--- START INPUT MATERIAL ---

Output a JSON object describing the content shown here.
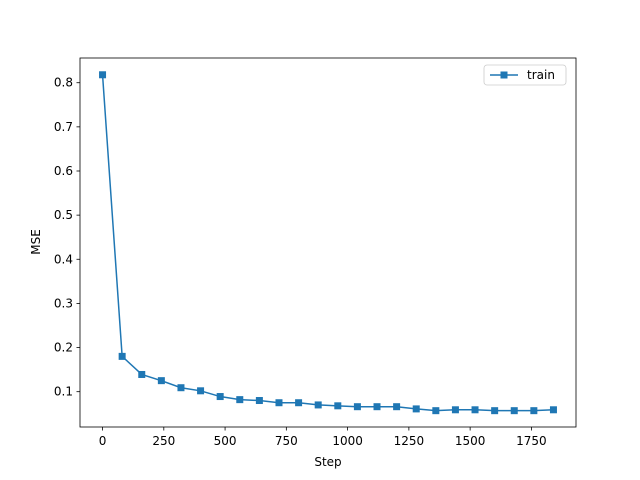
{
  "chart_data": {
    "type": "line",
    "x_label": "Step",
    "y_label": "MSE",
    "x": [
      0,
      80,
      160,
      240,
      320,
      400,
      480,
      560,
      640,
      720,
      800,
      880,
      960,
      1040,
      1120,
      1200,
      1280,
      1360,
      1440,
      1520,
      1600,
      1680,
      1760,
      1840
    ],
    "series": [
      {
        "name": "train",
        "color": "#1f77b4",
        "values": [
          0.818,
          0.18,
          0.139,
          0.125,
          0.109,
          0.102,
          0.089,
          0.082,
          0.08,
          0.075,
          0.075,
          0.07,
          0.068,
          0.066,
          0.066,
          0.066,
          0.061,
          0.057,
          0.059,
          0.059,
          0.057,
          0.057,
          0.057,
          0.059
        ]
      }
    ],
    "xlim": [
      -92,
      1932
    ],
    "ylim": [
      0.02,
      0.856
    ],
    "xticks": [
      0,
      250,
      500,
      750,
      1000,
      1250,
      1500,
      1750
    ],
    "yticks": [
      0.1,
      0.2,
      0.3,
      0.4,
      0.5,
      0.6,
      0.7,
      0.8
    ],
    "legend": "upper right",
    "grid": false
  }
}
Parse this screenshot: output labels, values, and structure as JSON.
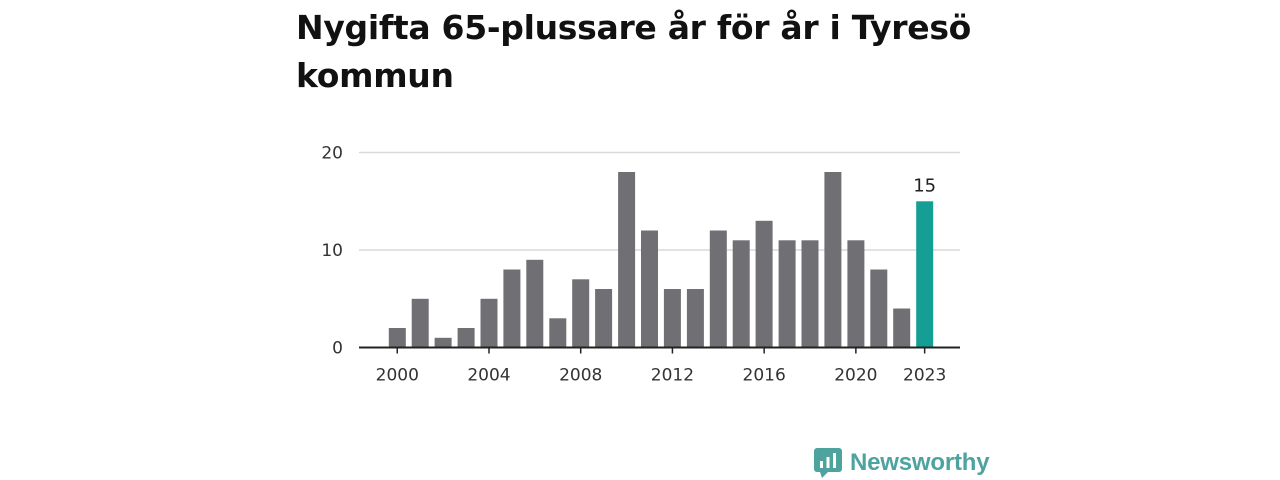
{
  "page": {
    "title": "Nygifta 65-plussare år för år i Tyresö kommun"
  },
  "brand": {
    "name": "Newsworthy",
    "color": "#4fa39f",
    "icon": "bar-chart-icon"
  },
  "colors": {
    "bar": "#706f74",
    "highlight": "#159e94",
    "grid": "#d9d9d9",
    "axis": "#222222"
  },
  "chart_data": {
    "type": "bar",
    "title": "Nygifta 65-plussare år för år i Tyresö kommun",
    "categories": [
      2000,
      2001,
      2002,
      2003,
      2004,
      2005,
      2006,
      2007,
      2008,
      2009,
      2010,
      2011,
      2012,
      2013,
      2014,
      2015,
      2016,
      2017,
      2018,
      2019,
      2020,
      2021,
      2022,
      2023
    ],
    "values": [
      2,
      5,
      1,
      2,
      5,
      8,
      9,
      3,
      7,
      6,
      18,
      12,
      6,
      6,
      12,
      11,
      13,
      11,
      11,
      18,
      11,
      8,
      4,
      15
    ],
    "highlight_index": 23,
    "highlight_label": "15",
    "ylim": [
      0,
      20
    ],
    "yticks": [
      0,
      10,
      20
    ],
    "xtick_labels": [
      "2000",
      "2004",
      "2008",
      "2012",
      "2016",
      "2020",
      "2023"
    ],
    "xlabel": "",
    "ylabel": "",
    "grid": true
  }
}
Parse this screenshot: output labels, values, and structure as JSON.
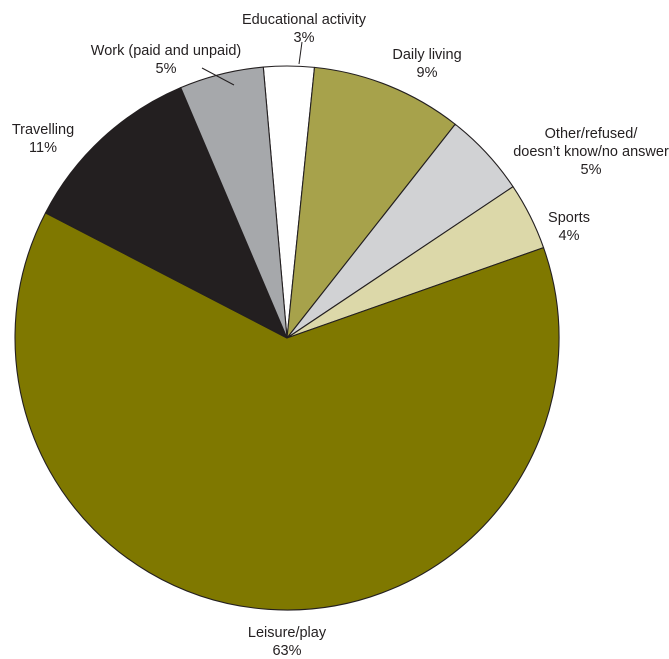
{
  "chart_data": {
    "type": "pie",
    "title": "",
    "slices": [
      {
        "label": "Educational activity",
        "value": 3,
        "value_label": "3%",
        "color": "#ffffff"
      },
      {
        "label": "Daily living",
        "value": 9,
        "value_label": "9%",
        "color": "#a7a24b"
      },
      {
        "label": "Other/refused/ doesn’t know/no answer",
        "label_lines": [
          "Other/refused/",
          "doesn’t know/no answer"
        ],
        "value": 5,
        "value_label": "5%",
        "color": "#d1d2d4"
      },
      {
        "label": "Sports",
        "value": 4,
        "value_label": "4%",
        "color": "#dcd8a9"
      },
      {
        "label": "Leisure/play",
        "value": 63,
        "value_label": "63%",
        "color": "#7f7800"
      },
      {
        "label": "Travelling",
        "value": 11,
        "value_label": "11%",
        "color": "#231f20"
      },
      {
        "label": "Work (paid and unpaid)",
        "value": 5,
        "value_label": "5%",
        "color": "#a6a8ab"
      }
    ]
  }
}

--- END INPUT MATERIAL ---

■ THE EXERCISE ■
Where a line holds "Other", copy it out.

■ TASK OUTPUT ■
        "label": "Other/refused/ doesn’t know/no answer",
          "Other/refused/",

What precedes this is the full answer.